**Chart and figure data**
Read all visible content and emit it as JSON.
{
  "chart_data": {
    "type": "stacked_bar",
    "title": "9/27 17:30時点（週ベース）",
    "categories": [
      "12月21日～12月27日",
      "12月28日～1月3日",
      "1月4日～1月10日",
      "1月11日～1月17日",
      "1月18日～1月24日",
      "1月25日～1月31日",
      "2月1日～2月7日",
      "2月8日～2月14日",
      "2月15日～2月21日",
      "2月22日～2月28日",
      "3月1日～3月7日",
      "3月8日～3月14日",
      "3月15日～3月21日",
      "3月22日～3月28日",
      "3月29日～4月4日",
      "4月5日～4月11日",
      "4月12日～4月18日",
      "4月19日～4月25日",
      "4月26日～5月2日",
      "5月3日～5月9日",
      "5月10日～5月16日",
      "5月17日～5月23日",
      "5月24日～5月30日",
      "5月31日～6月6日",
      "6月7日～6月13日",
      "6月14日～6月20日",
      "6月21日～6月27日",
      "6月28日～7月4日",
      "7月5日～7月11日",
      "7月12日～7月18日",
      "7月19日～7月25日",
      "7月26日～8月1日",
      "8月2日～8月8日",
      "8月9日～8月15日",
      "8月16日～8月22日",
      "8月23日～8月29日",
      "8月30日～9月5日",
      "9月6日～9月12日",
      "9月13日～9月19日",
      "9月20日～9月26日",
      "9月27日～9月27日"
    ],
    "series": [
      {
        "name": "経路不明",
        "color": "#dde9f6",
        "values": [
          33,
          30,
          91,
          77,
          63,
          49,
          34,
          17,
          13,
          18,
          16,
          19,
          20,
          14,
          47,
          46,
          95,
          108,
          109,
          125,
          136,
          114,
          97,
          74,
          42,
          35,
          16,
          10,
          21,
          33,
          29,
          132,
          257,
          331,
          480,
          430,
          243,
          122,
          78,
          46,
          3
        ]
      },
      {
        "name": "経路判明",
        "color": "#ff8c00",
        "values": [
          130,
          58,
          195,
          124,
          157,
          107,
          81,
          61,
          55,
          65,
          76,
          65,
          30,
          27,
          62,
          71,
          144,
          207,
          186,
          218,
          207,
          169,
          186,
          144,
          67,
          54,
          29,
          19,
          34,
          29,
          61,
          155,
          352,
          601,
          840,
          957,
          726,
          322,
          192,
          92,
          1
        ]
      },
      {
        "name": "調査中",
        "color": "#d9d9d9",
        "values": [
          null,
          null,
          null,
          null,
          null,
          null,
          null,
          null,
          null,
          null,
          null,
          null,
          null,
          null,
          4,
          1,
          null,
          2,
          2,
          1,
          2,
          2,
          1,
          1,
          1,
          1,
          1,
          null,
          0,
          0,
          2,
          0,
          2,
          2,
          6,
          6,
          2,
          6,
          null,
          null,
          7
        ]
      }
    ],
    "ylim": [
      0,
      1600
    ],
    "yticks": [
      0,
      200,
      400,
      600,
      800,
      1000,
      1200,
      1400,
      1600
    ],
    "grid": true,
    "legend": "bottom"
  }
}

---

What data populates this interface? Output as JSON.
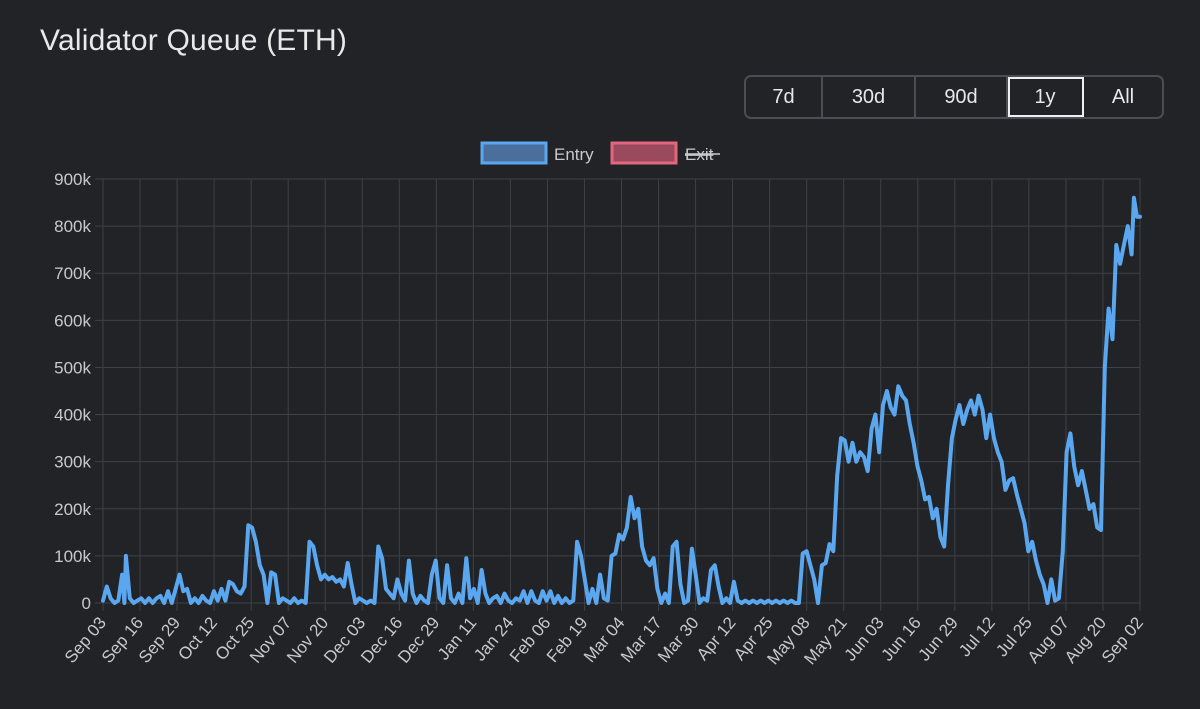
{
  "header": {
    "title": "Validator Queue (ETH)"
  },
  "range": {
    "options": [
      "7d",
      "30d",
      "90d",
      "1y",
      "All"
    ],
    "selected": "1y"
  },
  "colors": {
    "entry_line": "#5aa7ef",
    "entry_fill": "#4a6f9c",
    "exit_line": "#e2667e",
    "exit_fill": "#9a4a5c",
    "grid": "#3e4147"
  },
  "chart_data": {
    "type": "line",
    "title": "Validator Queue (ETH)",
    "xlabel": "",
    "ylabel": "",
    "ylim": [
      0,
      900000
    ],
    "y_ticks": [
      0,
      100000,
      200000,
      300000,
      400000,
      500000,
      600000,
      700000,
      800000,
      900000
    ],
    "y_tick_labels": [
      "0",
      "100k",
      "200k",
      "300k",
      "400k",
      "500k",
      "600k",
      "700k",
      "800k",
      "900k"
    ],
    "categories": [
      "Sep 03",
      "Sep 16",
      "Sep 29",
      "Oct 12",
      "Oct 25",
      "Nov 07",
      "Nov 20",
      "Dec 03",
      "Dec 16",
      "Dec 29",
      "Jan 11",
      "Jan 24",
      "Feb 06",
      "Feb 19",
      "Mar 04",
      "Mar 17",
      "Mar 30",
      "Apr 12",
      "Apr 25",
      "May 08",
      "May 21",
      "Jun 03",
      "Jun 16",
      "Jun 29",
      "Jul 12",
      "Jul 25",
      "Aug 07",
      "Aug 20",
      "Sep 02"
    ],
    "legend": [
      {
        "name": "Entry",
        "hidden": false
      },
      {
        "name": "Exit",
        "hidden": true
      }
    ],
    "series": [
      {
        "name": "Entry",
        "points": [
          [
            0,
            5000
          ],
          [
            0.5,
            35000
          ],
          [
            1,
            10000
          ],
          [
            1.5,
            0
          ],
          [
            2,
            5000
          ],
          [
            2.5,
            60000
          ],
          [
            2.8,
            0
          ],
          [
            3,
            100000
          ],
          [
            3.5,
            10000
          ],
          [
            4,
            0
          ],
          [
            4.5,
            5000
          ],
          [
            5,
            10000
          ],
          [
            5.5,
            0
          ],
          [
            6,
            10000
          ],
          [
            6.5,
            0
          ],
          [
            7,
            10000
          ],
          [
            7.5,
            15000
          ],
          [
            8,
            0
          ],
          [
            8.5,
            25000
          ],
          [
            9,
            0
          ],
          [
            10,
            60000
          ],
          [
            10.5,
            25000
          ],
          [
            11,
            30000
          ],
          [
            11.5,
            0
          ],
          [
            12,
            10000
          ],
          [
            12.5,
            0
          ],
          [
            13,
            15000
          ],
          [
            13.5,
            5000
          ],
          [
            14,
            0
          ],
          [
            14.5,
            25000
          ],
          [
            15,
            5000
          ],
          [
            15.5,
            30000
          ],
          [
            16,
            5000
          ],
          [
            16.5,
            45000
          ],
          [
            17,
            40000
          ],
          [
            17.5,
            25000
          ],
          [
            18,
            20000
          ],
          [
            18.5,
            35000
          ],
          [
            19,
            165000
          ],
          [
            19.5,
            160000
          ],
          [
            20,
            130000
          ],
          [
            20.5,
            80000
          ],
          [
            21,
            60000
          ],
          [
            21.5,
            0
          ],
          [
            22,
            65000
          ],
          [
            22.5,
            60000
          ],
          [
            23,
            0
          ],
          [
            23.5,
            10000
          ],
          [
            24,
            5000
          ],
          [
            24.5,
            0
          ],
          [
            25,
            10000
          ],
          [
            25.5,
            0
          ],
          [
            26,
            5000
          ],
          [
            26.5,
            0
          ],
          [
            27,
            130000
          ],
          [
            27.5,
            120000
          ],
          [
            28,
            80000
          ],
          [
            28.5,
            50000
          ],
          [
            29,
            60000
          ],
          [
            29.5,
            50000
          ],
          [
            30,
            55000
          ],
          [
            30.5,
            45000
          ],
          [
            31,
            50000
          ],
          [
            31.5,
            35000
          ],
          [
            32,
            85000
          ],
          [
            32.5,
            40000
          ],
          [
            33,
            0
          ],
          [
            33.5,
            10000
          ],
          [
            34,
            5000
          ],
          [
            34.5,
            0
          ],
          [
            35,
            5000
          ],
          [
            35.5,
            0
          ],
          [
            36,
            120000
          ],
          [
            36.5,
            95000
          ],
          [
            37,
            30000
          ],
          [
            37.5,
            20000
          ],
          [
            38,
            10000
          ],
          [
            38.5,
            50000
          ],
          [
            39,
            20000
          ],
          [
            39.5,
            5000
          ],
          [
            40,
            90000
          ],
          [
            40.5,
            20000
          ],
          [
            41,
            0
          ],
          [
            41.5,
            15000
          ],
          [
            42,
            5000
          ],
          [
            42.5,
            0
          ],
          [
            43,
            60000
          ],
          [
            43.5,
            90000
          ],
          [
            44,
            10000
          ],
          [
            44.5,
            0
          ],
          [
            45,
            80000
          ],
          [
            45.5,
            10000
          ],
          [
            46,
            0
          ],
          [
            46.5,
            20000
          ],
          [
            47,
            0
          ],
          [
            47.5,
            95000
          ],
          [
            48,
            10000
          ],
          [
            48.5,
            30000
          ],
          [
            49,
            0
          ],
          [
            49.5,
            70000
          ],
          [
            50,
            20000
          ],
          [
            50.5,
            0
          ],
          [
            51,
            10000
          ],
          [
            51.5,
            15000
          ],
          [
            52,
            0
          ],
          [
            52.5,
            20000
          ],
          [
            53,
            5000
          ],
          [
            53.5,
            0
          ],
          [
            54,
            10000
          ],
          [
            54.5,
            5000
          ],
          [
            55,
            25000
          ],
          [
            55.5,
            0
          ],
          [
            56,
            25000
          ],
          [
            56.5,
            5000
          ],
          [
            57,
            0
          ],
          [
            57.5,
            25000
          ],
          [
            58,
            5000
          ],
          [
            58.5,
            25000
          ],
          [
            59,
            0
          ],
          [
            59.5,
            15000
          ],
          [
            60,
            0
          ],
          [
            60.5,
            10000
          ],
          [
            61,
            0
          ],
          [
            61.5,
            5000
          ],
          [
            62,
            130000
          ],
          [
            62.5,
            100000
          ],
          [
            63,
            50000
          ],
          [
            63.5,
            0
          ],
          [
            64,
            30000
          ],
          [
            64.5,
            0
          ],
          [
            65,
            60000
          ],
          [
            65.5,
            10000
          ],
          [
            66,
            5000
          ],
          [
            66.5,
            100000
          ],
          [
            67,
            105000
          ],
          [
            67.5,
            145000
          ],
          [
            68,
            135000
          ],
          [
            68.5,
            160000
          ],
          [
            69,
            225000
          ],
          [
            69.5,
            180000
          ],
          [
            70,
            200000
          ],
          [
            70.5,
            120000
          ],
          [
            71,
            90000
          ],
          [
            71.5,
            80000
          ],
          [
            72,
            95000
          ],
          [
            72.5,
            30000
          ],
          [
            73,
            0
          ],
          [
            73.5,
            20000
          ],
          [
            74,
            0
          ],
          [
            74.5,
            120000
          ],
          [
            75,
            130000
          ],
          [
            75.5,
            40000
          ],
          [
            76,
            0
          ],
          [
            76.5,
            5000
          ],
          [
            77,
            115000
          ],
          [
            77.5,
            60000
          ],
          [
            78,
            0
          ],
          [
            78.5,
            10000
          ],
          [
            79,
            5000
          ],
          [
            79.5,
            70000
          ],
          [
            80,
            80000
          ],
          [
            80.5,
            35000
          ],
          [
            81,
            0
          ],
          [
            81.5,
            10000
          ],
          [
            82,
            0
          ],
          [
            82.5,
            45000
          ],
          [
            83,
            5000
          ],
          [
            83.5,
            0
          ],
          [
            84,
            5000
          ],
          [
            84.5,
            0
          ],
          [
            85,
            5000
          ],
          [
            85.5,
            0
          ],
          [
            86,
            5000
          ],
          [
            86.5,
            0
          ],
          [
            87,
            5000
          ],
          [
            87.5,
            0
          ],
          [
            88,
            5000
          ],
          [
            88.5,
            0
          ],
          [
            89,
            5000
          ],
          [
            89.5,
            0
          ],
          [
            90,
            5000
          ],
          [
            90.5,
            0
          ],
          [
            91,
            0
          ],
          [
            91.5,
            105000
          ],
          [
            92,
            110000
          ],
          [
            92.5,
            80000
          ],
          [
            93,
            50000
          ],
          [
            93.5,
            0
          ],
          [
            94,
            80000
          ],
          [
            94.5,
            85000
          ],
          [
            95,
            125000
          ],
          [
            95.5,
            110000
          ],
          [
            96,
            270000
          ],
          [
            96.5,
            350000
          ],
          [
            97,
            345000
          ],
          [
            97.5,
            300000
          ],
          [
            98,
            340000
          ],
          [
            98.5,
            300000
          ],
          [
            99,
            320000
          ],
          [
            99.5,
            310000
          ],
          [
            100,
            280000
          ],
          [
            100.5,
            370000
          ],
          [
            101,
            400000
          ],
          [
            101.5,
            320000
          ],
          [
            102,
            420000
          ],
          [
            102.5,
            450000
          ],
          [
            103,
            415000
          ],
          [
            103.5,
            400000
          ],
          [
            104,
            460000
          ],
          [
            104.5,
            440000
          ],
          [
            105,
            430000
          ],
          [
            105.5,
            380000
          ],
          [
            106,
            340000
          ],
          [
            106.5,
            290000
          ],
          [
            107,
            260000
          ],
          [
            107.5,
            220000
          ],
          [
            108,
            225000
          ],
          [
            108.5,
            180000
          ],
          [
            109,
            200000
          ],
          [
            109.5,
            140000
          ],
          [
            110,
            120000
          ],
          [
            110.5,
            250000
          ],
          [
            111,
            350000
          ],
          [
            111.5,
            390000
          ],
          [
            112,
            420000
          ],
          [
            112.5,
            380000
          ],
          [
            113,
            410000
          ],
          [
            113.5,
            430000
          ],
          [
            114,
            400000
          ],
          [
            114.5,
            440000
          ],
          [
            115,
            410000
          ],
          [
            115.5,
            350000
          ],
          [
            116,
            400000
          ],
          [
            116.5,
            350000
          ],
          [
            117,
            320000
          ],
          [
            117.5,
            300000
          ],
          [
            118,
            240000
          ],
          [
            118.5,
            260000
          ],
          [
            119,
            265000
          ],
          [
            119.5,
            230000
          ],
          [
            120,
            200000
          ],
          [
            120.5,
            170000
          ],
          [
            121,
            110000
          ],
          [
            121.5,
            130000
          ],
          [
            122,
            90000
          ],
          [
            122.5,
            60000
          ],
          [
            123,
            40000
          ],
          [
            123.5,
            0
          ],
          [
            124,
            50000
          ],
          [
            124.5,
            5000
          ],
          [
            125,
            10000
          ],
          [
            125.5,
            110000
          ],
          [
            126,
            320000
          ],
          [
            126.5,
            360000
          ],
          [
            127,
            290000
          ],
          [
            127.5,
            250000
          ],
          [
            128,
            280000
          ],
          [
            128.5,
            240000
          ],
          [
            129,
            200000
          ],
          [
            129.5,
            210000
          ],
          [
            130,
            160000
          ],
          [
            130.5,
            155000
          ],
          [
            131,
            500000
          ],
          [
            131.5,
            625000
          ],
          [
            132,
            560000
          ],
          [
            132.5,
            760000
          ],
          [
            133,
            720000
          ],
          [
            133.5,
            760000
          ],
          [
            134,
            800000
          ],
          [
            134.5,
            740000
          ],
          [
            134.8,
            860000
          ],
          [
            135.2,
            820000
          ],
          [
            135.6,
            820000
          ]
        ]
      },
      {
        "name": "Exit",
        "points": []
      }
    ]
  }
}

**To do**
Check each line of the records above for "Queue", and copy those that have it.

**Solved exercise**
    "title": "Validator Queue (ETH)"
    "title": "Validator Queue (ETH)",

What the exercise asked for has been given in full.